--- RECORDS SHOWN ---

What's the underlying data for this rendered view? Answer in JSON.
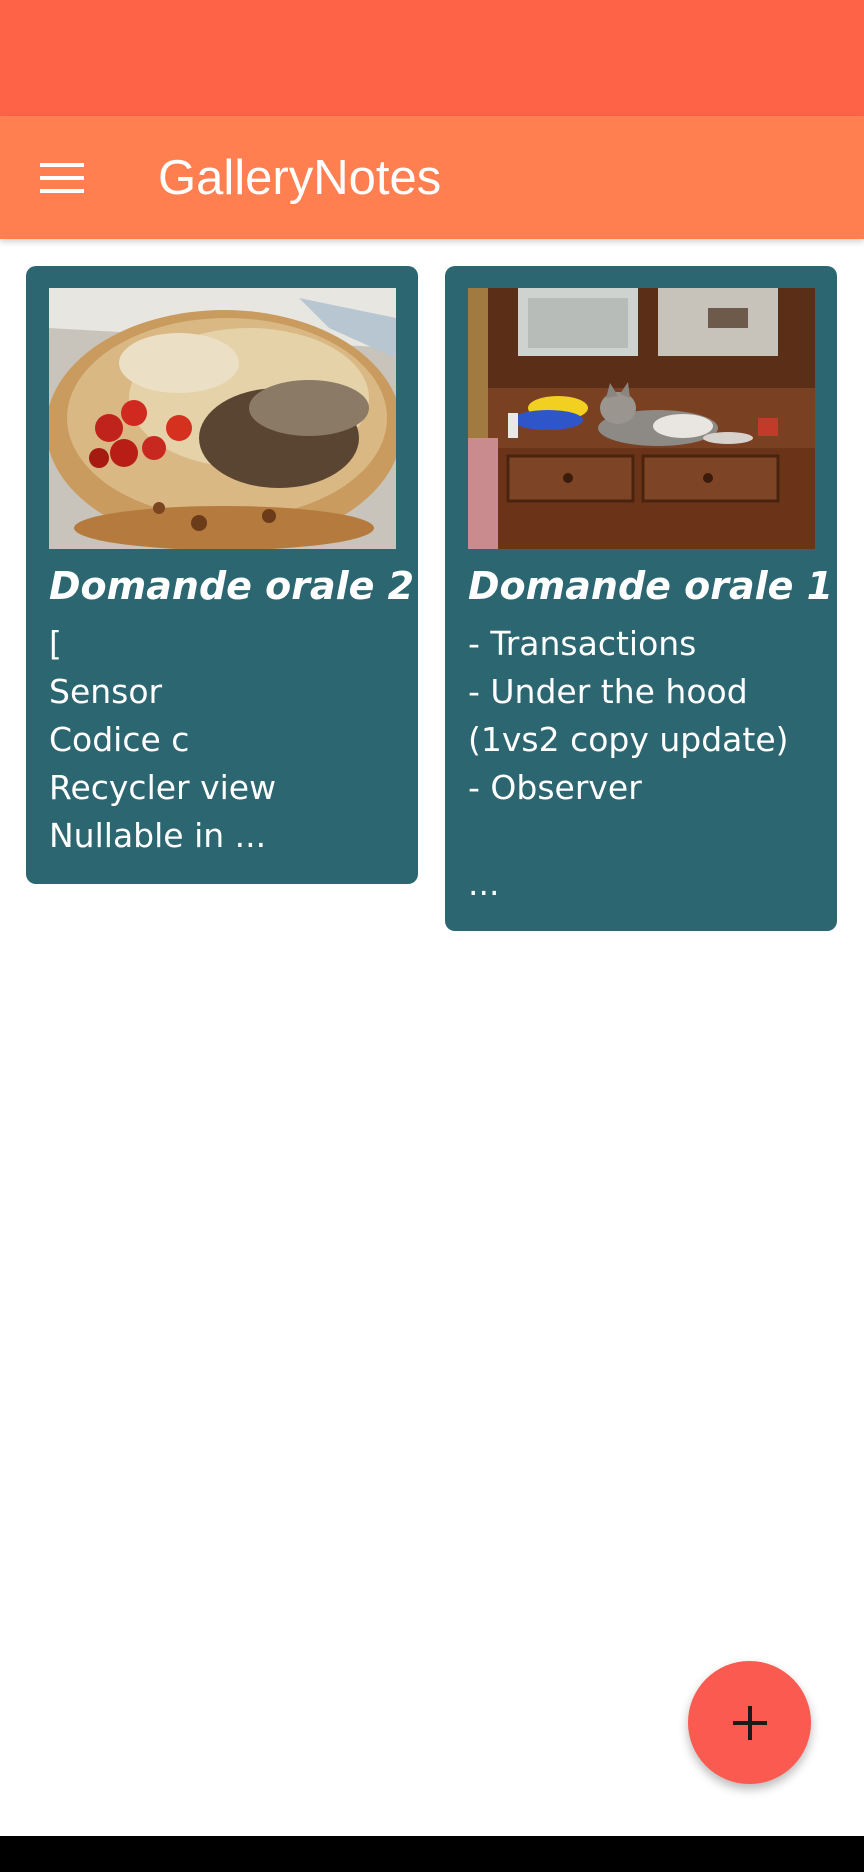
{
  "app_bar": {
    "title": "GalleryNotes",
    "menu_icon": "hamburger-menu-icon"
  },
  "colors": {
    "status_bar": "#ff6347",
    "app_bar": "#ff7f50",
    "card": "#2c6670",
    "fab": "#fa5a4f"
  },
  "notes": [
    {
      "title": "Domande orale 2",
      "body": "[\nSensor\nCodice c\nRecycler view\nNullable in ...",
      "image": "pizza-photo"
    },
    {
      "title": "Domande orale 1",
      "body": "- Transactions\n- Under the hood\n(1vs2 copy update)\n- Observer\n\n...",
      "image": "cat-on-cabinet-photo"
    }
  ],
  "fab": {
    "icon": "plus-icon"
  }
}
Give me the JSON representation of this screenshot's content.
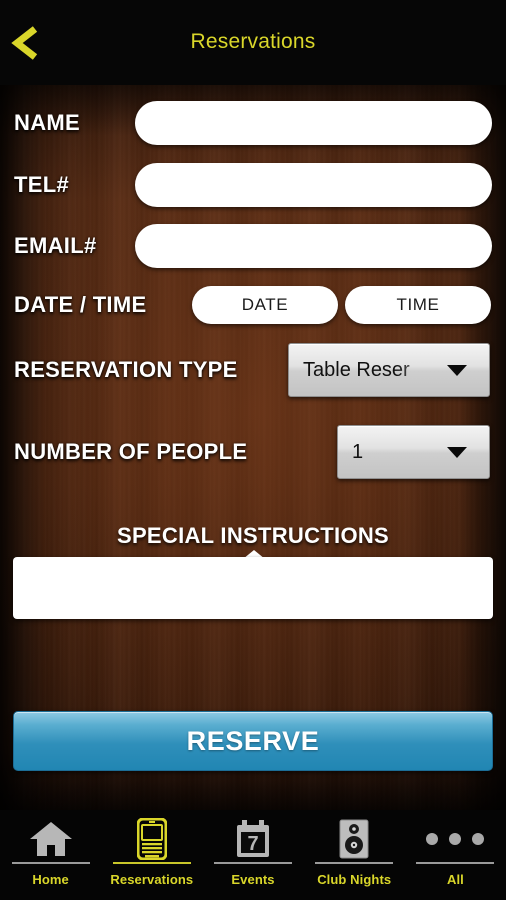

---

### TASK DIRECTIONS
Repeat each line of the records above exactly, but do not copy the pictures.

### CORRECT OUTPUT
What's the underlying data for this rendered view? Answer in JSON.
{
  "app_bar": {
    "title": "GalleryNotes",
    "menu_icon": "hamburger-menu-icon"
  },
  "colors": {
    "status_bar": "#ff6347",
    "app_bar": "#ff7f50",
    "card": "#2c6670",
    "fab": "#fa5a4f"
  },
  "notes": [
    {
      "title": "Domande orale 2",
      "body": "[\nSensor\nCodice c\nRecycler view\nNullable in ...",
      "image": "pizza-photo"
    },
    {
      "title": "Domande orale 1",
      "body": "- Transactions\n- Under the hood\n(1vs2 copy update)\n- Observer\n\n...",
      "image": "cat-on-cabinet-photo"
    }
  ],
  "fab": {
    "icon": "plus-icon"
  }
}
Give me the JSON representation of this screenshot's content.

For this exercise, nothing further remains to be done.